| Study text |
BEGIN

0
votes

I try to implement an specification diagram. There are 3 classes: Company, Department, Employee.

  • Employee has name, salary, department.
  • Every Department has a Company, name, employees (0..n) - I made a LinkedList for that -, and a Manager of the Employee Type which can be manager in only one department.
  • Departments can have subdepartments of the Department Type - I made a LinkedList for that, too. And a "different" constructor for subdepartments.

  • Every Company has a name.

Now I have a questions and an issue:

  • QUESTION: Since a manager can be manager in only one department, I check in setManager if any department has this manager as manager. If so, then I return. Is this a correct way to do this? I thought about a boolean isManager but there's nothing like that in the specification.
  • ISSUE: If I remove an Employee from a departments list with removeEmployee I set the Department variable of the Employee in the same method to null. But if I try to get the name of the Department in which the Employee is, I still get the Department and not null.

END

Dataset records

BEGIN

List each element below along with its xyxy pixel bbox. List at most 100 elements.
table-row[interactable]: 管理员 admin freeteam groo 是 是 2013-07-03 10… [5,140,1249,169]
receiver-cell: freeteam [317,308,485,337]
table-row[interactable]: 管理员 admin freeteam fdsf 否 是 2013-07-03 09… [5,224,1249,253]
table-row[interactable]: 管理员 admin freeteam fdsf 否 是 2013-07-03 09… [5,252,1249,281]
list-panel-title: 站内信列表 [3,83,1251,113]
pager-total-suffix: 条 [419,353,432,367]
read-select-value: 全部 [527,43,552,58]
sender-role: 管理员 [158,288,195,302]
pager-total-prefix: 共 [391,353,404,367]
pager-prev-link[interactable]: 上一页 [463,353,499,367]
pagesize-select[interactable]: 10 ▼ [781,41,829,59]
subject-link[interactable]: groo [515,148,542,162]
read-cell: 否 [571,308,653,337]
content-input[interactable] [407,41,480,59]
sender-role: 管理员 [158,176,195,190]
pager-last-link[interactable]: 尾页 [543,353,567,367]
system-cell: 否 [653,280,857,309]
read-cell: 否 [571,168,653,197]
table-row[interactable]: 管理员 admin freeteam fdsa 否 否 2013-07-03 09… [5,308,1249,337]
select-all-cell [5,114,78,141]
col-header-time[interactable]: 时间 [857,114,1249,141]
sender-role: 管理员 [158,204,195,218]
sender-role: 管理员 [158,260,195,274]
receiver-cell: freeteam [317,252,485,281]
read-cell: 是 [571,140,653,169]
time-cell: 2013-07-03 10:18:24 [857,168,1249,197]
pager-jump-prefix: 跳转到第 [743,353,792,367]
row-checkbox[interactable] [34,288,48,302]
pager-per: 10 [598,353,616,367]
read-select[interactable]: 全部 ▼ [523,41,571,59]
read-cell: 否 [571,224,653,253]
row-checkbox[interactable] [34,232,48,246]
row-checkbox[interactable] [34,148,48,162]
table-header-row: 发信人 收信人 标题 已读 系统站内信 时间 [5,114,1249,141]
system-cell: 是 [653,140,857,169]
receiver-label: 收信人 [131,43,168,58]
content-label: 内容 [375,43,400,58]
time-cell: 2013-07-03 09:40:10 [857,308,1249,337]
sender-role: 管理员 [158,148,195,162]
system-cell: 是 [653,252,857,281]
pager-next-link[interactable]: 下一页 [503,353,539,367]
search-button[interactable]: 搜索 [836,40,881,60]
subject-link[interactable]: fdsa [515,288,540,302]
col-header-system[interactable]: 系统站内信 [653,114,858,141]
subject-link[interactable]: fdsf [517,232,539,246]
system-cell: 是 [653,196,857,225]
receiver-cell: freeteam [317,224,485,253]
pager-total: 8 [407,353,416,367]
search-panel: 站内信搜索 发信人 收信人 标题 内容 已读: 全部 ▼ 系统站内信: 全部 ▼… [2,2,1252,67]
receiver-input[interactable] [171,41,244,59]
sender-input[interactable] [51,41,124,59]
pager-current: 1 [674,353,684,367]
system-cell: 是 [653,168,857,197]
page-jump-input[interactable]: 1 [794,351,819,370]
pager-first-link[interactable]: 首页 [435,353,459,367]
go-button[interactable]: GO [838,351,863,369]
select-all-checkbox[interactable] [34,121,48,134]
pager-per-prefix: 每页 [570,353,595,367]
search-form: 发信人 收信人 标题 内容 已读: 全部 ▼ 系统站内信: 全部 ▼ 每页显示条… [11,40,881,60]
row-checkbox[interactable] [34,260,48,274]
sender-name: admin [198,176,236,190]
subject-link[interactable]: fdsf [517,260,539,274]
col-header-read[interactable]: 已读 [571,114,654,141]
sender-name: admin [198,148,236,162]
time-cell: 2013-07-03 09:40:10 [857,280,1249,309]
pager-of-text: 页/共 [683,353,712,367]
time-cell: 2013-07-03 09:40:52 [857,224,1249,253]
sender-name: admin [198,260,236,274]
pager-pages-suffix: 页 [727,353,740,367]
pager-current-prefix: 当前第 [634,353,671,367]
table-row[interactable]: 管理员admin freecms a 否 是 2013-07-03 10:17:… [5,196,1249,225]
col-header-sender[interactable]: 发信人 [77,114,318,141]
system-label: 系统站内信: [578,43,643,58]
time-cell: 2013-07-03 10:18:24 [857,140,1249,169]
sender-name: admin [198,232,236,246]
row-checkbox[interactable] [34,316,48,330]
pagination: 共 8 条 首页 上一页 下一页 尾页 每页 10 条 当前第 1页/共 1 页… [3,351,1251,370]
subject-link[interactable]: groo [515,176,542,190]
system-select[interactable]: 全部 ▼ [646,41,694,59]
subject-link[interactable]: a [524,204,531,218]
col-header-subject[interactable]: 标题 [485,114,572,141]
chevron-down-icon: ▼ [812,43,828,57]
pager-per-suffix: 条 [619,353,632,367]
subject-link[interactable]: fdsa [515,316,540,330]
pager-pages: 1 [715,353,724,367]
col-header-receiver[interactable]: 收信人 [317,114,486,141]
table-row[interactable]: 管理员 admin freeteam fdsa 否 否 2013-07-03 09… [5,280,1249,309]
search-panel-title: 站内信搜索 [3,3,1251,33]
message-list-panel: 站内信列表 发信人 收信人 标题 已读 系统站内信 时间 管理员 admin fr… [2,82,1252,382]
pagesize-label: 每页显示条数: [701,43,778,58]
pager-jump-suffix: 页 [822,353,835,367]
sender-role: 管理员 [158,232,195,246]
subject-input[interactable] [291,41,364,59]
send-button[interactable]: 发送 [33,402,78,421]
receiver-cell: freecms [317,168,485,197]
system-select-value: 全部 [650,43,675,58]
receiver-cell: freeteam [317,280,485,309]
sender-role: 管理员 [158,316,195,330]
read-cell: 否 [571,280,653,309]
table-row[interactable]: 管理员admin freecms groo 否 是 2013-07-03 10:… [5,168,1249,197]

END

| Directions |
Return the entire post about the Company, Department and Employee classes word for word.

| Finished task |
0
votes

I try to implement an specification diagram. There are 3 classes: Company, Department, Employee.

  • Employee has name, salary, department.
  • Every Department has a Company, name, employees (0..n) - I made a LinkedList for that -, and a Manager of the Employee Type which can be manager in only one department.
  • Departments can have subdepartments of the Department Type - I made a LinkedList for that, too. And a "different" constructor for subdepartments.

  • Every Company has a name.

Now I have a questions and an issue:

  • QUESTION: Since a manager can be manager in only one department, I check in setManager if any department has this manager as manager. If so, then I return. Is this a correct way to do this? I thought about a boolean isManager but there's nothing like that in the specification.
  • ISSUE: If I remove an Employee from a departments list with removeEmployee I set the Department variable of the Employee in the same method to null. But if I try to get the name of the Department in which the Employee is, I still get the Department and not null.